What to do ->
1. In the post about Python's two ways to build a simple data structure, which of the two is said to be faster in its implementation?
2. From the post about Python's two ways to build a simple data structure, copy the words from "Why do we have" to "way to do it.".

Selected extract ->
------

Why do we have two obvious ways to create a simple data structure? Let's deprecate one.

[Migrating the discussion from https://bugs.python.org/issue44768.] PEP 20 says:
There should be one-- and preferably only one --obvious way to do it.
There are two ways to create a simple named type to store data: collections.namedtuple and dataclasses.dataclass. I propose deprecating namedtuple. As far as the interface is concerned, the namedtuple is almost completely equivalent to a frozen dataclass - with some iterability syntactic sugar thrown in. I don't think there are use cases for namedtuple that would not be trivial to rewrite with dataclasses. As far as the implementation is concerned, the namedtuple is faster. If efficiency is a concern, why do we make our users decide? We can choose the most efficient one on the library's end. C++ does something similar with bool vectors - the library has a special case for where it would be more optimal to use a different data structure underneath. TL;DR: If dataclass is so good, why keep namedtuple around?

------

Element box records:
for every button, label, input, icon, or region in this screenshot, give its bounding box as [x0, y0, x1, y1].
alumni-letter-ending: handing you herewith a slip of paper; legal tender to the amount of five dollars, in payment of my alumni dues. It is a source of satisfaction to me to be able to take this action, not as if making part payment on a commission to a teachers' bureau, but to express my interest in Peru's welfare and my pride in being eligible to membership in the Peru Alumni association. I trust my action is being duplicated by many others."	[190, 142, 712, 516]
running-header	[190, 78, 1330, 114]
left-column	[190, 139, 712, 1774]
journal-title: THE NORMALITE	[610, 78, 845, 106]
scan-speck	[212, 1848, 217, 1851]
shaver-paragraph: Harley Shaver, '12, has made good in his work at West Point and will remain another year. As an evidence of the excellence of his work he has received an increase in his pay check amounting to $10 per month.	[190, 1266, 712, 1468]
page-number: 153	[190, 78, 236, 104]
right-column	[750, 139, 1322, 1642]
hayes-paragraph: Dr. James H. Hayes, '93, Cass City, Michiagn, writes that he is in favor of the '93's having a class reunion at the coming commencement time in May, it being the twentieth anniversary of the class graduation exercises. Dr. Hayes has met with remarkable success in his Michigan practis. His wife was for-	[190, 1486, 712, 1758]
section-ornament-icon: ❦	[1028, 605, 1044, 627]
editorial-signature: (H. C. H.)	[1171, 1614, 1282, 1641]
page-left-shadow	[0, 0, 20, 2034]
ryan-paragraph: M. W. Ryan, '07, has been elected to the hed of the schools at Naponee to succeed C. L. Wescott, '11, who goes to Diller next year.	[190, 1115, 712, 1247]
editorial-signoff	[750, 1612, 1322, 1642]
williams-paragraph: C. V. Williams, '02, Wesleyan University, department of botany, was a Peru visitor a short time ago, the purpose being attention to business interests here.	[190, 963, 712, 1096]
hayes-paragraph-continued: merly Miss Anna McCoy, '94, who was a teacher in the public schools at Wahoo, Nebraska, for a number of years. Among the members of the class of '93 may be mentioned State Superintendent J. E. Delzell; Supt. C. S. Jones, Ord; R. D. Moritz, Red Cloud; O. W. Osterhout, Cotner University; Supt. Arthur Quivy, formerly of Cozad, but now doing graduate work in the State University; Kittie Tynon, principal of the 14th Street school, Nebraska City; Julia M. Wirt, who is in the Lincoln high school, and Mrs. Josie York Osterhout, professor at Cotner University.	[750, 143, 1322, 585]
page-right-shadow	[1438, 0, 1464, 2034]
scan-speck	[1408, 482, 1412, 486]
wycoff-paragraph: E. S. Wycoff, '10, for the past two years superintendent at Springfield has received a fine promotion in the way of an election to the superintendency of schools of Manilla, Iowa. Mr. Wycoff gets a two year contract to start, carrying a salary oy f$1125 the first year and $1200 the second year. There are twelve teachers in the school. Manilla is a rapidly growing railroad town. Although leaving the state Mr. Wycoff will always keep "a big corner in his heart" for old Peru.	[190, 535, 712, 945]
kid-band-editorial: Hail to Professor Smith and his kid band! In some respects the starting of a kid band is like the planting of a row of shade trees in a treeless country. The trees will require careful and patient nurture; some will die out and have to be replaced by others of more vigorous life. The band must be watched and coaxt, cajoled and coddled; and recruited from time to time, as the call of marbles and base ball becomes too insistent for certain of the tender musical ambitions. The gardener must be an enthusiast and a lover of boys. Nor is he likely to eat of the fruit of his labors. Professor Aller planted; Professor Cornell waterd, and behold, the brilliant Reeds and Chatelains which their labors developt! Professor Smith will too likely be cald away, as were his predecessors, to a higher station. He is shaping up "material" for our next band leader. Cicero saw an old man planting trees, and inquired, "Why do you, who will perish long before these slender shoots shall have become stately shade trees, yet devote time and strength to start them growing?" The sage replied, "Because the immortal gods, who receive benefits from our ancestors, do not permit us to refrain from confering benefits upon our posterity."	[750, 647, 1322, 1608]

------

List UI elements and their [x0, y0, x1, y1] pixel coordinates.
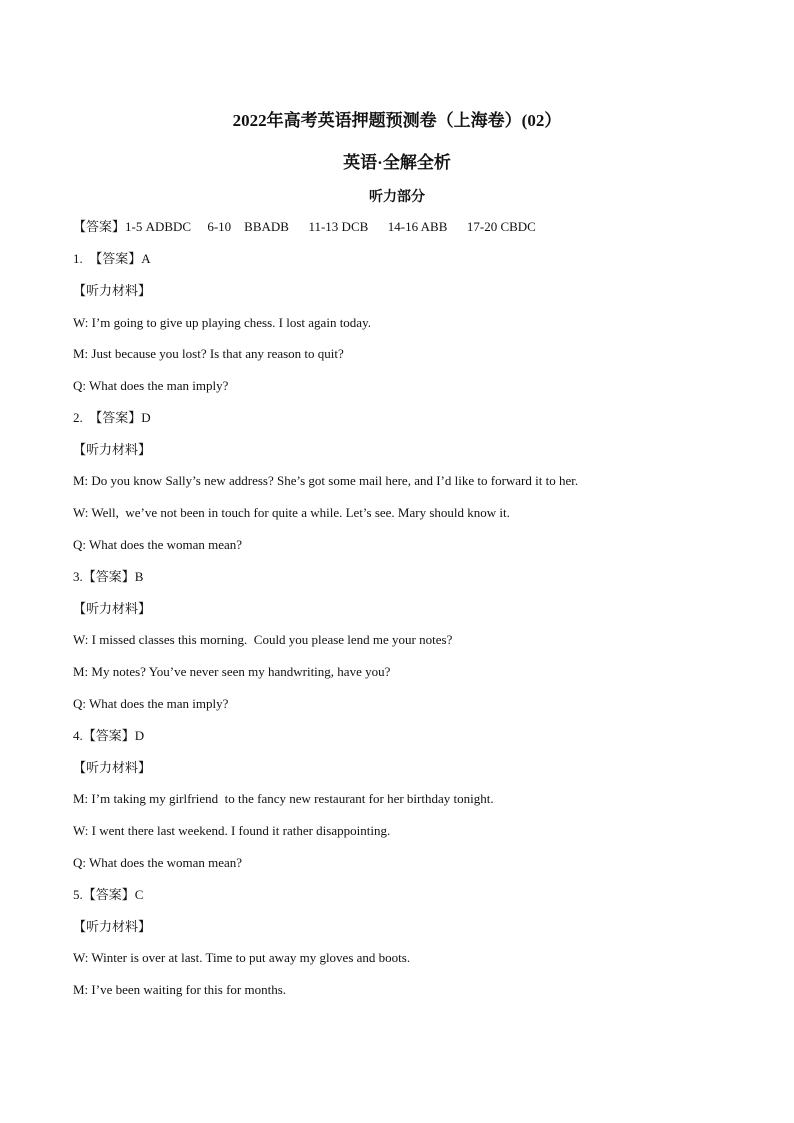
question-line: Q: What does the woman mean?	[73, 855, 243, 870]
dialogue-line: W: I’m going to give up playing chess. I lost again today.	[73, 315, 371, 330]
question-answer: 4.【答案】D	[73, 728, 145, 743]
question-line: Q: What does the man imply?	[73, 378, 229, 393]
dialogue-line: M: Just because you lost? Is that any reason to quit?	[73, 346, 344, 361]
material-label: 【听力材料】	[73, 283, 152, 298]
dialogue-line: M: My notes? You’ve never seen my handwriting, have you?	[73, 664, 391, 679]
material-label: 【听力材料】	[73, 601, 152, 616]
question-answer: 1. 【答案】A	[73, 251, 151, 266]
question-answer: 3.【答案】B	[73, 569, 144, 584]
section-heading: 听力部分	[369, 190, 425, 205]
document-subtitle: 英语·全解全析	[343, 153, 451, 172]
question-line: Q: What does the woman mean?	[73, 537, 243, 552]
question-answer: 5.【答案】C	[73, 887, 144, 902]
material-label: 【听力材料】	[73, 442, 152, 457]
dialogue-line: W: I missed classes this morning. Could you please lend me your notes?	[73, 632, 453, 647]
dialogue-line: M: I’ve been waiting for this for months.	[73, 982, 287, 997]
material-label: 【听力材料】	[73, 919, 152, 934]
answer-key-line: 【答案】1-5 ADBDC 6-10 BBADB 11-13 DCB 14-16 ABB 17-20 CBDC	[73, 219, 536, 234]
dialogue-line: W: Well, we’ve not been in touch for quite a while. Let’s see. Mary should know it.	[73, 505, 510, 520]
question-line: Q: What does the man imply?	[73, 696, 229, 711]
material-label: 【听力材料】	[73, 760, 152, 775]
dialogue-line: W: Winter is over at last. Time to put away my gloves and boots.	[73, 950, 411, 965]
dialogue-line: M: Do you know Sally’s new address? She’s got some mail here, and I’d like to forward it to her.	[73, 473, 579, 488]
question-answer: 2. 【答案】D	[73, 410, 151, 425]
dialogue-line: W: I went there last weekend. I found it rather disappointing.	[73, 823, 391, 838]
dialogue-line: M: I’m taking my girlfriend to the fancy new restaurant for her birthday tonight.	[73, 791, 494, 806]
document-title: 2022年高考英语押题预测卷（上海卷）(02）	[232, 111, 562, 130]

------

Answers provided ->
1. The namedtuple is faster.

2.
Why do we have two obvious ways to create a simple data structure? Let's deprecate one.

[Migrating the discussion from https://bugs.python.org/issue44768.] PEP 20 says:
There should be one-- and preferably only one --obvious way to do it.